┌─ Dataset rows

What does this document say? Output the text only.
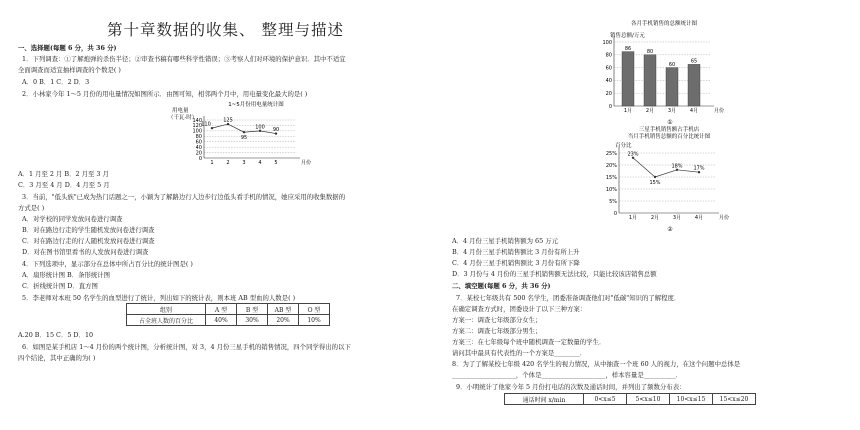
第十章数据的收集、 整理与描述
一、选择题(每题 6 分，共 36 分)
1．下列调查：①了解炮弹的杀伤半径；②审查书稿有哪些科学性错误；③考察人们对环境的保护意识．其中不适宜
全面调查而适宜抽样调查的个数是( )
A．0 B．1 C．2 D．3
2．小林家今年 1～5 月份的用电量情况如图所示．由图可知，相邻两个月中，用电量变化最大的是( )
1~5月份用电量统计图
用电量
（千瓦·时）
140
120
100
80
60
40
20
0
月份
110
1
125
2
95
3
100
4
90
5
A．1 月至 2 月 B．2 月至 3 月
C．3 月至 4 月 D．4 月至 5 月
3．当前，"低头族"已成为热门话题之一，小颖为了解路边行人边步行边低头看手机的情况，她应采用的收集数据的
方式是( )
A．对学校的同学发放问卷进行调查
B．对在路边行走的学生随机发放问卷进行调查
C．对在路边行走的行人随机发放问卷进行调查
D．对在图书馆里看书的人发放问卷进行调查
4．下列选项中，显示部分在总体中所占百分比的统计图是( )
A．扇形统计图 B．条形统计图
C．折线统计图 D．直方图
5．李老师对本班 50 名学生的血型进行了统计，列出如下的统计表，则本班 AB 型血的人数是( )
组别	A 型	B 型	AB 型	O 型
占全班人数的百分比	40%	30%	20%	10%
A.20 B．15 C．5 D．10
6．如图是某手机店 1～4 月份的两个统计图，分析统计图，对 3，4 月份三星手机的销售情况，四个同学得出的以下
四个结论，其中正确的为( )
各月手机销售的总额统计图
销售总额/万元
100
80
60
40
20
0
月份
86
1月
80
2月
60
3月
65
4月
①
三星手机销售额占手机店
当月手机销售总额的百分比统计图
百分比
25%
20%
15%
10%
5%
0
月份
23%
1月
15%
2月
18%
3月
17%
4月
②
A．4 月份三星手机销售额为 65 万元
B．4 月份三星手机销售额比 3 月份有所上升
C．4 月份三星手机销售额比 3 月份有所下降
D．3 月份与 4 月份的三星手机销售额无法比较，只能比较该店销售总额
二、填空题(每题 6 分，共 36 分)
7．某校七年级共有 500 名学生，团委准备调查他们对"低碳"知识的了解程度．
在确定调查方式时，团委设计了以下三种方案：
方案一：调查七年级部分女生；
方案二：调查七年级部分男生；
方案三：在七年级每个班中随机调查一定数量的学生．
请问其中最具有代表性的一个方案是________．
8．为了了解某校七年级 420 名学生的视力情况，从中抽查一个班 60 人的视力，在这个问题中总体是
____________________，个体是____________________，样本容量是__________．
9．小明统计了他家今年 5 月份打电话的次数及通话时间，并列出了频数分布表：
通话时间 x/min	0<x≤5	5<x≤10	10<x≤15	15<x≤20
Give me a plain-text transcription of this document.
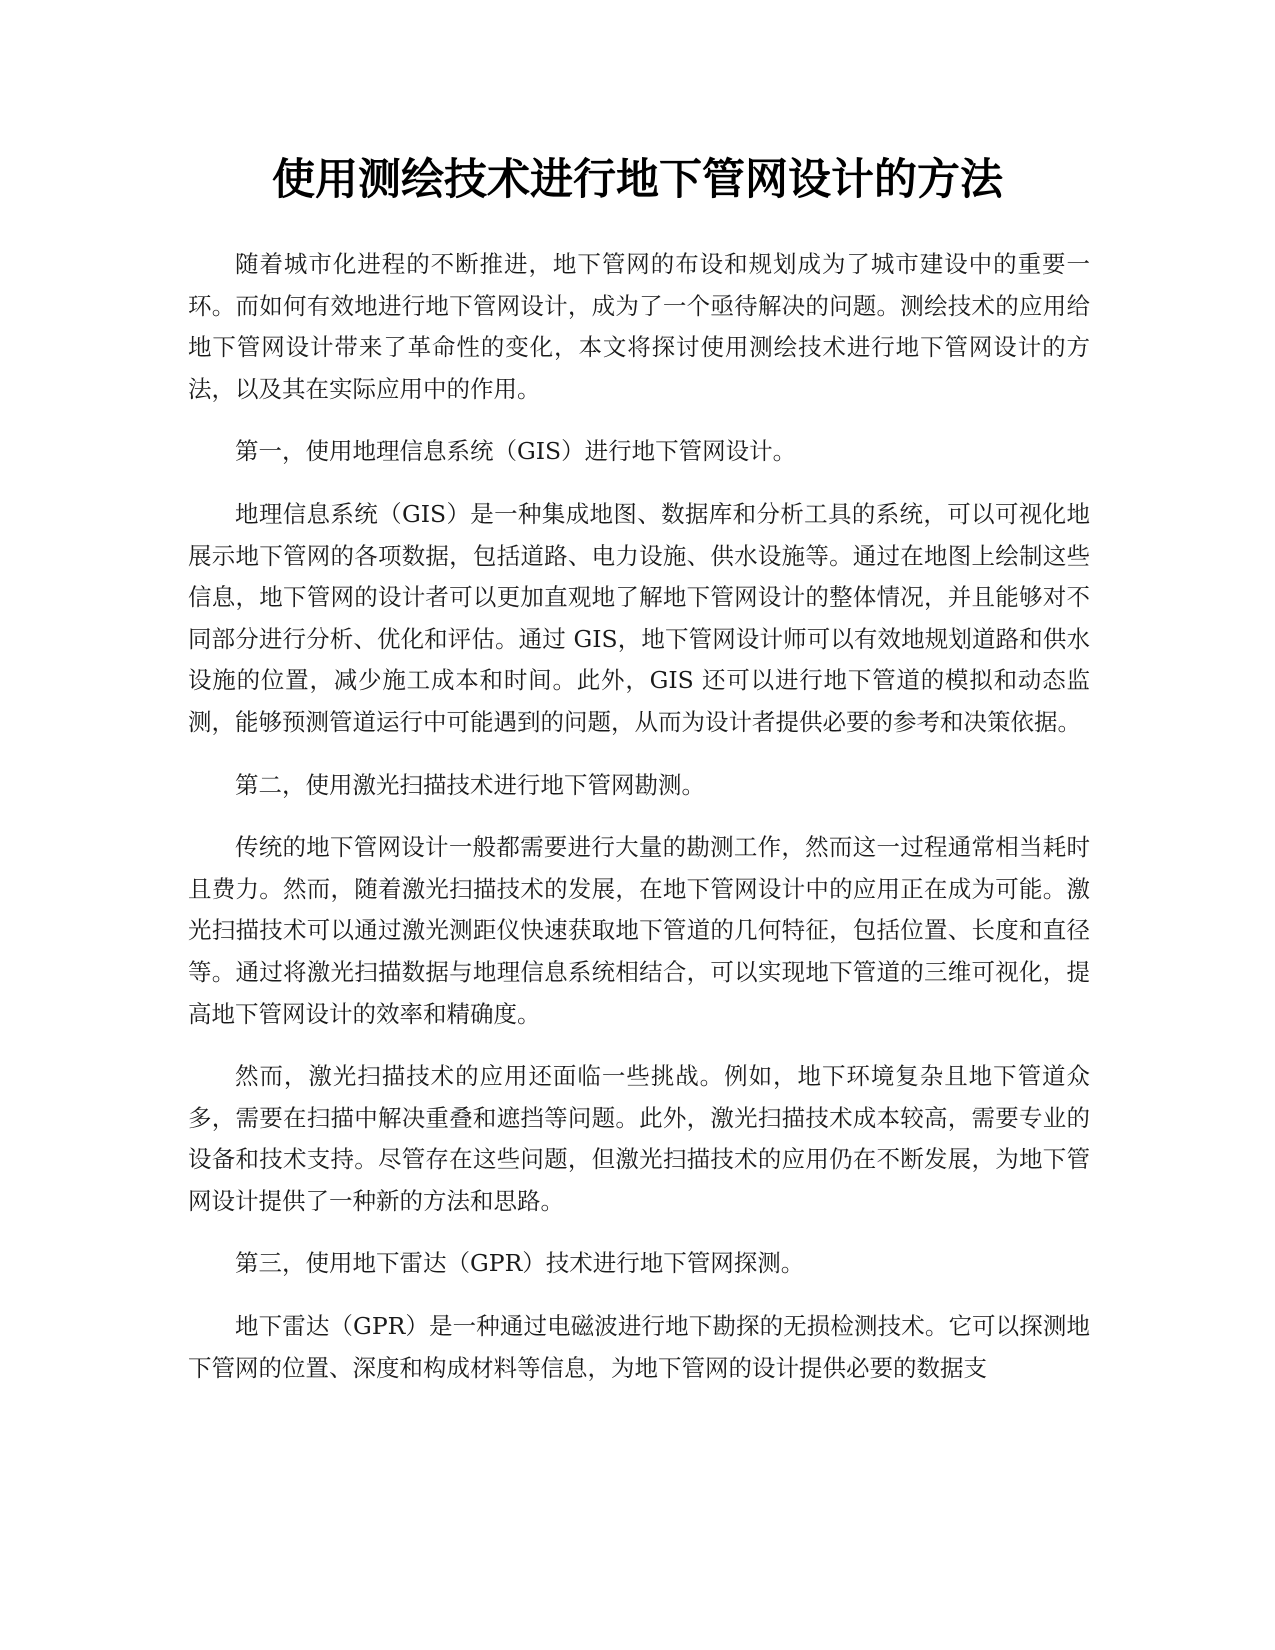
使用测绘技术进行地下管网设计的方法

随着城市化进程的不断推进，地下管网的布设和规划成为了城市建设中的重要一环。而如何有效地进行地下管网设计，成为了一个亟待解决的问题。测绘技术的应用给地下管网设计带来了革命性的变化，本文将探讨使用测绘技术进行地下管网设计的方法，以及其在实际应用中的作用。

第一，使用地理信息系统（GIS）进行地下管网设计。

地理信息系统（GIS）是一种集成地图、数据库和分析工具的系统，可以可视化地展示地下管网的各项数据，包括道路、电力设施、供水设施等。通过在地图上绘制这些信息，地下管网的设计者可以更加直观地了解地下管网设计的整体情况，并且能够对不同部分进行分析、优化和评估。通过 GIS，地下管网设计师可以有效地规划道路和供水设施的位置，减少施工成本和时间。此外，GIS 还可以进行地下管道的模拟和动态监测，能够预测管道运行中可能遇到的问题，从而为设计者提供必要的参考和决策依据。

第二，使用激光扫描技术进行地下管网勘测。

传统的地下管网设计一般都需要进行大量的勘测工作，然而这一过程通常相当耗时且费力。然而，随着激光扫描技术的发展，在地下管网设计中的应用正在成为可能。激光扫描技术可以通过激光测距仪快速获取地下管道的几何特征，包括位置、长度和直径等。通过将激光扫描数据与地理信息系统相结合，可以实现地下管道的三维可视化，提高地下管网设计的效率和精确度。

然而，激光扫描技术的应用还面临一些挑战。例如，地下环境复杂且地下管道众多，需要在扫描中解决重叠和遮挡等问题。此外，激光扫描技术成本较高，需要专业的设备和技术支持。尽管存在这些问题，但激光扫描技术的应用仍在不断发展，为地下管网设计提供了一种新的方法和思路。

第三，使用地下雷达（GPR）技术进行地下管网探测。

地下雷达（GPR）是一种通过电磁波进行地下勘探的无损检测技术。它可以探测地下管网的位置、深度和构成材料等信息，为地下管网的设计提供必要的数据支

└─
┌─ Dataset rows

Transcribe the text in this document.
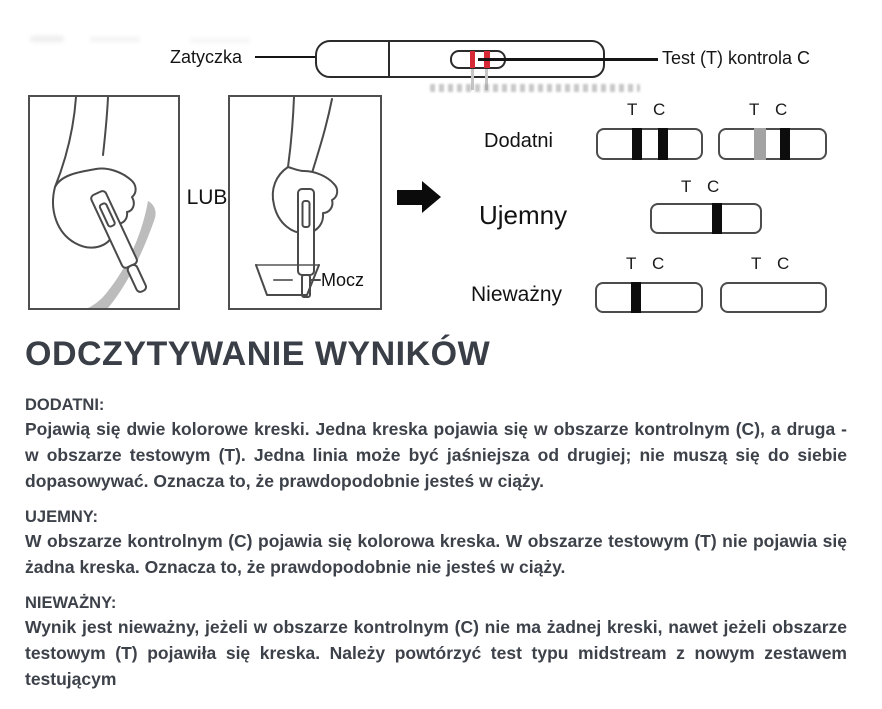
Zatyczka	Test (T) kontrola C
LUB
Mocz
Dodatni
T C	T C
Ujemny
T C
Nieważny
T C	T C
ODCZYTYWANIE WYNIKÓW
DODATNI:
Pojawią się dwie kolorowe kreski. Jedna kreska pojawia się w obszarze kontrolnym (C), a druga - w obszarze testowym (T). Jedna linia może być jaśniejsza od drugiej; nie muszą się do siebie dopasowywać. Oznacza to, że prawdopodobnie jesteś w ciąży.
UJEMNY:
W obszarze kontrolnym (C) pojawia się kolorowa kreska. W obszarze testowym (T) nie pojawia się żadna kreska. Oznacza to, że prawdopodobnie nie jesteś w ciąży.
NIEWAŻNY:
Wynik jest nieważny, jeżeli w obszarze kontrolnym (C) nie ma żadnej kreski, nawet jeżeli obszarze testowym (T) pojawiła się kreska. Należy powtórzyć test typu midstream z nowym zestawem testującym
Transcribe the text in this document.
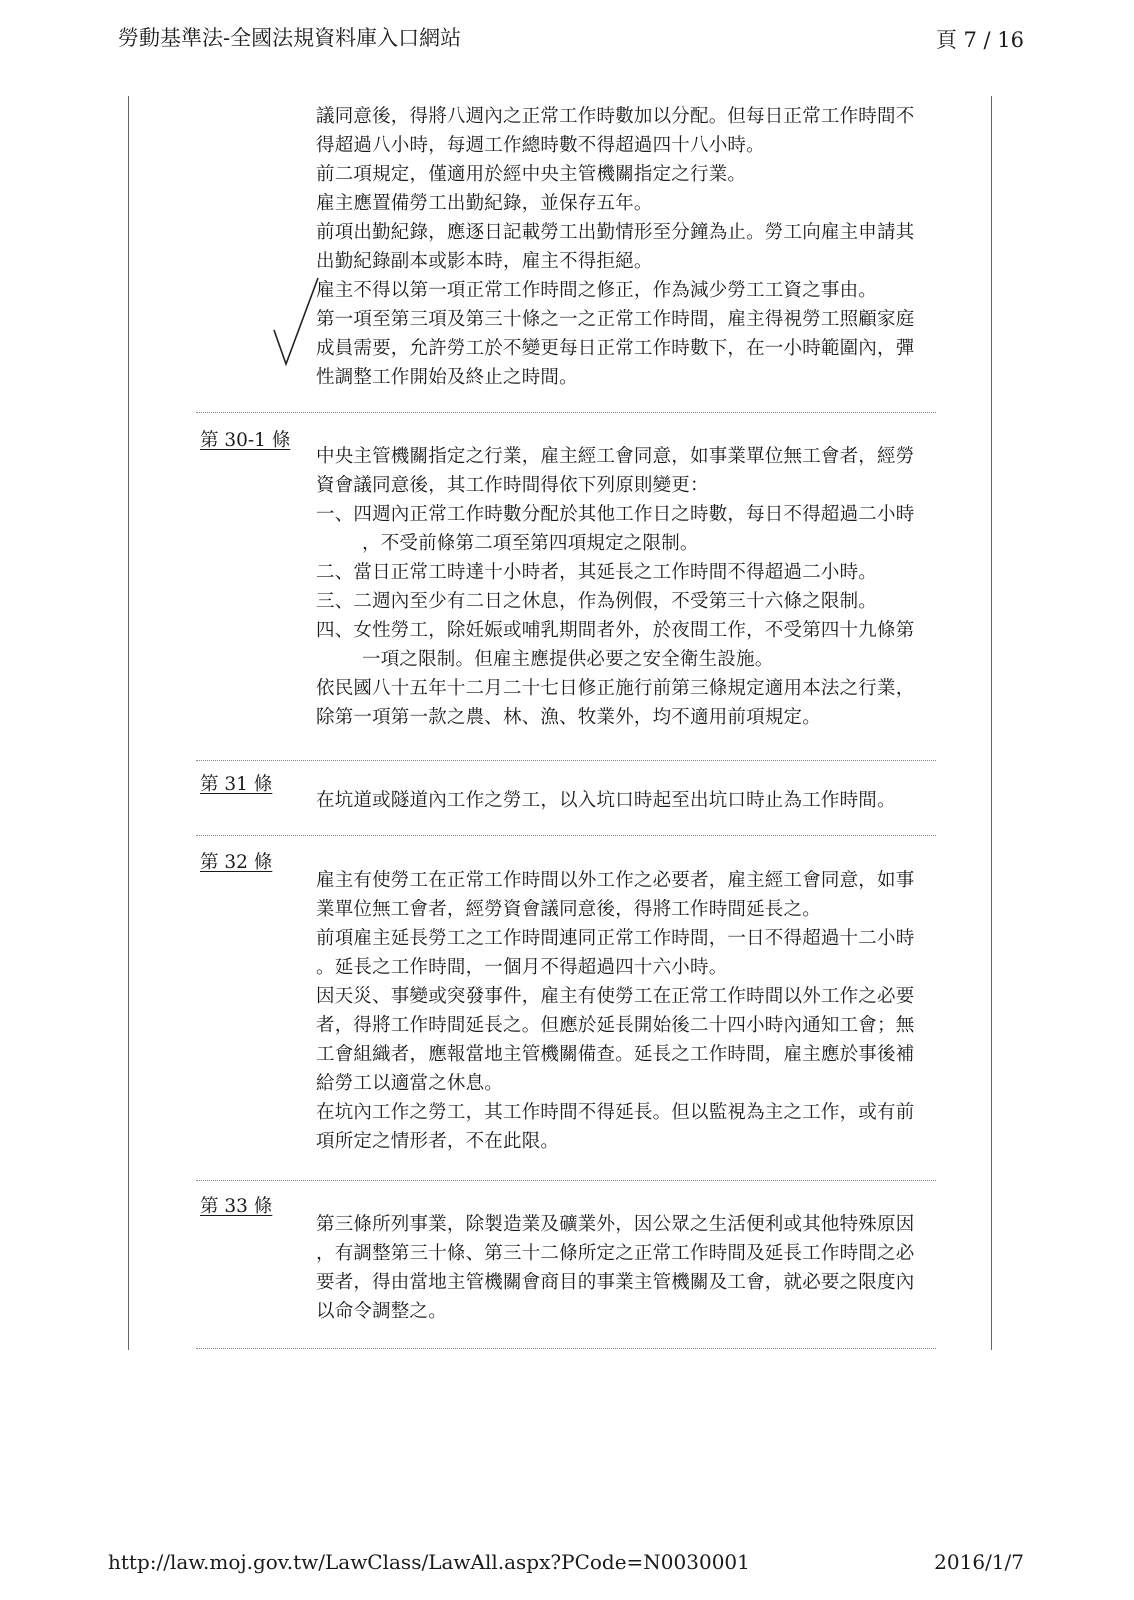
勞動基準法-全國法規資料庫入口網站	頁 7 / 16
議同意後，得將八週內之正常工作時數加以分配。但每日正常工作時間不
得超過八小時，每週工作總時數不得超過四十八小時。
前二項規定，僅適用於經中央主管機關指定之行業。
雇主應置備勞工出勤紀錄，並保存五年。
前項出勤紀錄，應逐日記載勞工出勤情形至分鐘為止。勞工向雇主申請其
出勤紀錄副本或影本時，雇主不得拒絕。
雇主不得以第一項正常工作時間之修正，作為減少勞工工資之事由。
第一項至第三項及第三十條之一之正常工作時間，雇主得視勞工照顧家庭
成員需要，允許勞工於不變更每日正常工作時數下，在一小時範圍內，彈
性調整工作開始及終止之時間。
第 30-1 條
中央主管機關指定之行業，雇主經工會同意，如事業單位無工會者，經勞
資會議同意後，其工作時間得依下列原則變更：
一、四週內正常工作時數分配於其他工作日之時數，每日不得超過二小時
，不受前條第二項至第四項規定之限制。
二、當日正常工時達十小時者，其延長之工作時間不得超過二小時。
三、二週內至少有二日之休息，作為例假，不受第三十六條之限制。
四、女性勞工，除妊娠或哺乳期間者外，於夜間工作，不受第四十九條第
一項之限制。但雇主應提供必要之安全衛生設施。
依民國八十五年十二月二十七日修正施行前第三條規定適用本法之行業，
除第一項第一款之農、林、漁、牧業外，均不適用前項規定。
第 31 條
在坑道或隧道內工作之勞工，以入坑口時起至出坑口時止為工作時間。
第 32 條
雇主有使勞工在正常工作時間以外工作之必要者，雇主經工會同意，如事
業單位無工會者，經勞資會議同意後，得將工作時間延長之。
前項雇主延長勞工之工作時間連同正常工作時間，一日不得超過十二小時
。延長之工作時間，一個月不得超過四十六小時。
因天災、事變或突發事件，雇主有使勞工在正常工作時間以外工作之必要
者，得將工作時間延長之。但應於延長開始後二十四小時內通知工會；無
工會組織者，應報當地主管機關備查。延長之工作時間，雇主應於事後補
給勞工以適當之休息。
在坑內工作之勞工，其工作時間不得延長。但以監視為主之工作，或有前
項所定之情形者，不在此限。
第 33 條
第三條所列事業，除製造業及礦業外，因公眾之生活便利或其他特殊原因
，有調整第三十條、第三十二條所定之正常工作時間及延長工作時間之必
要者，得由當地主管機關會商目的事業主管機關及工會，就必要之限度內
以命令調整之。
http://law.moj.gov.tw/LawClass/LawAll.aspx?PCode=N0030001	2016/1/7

└─

**Requirement**
Identify each line holding the string "月份三星手机销售额比", and copy it out.

**Result**
B．4 月份三星手机销售额比 3 月份有所上升
C．4 月份三星手机销售额比 3 月份有所下降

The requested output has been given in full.